→ **RECORDS FOR THE TASK**
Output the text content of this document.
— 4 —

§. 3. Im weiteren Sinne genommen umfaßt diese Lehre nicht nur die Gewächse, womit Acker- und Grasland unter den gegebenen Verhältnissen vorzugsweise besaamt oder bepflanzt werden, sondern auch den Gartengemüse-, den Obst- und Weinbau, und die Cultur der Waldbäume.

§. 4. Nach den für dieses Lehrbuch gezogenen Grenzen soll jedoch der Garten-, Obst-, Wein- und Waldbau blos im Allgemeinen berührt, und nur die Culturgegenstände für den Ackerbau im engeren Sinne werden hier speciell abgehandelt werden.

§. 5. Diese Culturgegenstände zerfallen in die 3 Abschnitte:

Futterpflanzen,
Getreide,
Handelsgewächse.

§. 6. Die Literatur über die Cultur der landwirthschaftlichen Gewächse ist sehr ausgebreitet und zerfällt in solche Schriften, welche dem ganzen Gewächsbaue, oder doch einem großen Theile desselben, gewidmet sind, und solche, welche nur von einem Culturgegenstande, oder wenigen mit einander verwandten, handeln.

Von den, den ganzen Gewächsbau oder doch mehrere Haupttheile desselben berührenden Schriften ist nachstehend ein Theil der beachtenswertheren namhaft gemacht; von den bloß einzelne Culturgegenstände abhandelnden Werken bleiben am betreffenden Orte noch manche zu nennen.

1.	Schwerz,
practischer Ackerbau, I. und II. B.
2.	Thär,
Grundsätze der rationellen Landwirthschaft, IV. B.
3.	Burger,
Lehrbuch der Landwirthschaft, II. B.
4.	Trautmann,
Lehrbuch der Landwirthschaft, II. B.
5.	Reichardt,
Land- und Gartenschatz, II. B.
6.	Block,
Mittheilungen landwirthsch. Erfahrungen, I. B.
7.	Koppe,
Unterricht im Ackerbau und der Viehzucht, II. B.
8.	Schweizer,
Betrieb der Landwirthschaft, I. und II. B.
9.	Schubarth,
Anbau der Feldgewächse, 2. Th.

→ **PROBLEM STATEMENT**
Pull every line containing the word "Ackerbau" out of the material and copy it.

→ **EXERCISE RESULT**
§. 4. Nach den für dieses Lehrbuch gezogenen Grenzen soll jedoch der Garten-, Obst-, Wein- und Waldbau blos im Allgemeinen berührt, und nur die Culturgegenstände für den Ackerbau im engeren Sinne werden hier speciell abgehandelt werden.
practischer Ackerbau, I. und II. B.
Unterricht im Ackerbau und der Viehzucht, II. B.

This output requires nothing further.